**Your objective**
Search the listing for the word "protein" and return each line that contains it.

=====

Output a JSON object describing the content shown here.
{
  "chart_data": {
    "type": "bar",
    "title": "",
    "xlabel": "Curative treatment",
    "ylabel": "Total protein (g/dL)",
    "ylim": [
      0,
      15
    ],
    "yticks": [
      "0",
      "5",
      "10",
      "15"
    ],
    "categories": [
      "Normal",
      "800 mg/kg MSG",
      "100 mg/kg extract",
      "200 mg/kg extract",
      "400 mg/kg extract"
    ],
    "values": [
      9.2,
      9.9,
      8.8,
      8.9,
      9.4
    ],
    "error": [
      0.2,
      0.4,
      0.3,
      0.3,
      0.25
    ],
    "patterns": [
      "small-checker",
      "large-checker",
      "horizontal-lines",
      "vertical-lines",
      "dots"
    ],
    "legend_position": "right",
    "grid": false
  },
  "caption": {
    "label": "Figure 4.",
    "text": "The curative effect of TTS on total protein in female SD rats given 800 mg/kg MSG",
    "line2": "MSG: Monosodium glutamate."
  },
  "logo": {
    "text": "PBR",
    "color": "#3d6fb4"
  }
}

=====

**Answer**
    "ylabel": "Total protein (g/dL)",
    "text": "The curative effect of TTS on total protein in female SD rats given 800 mg/kg MSG",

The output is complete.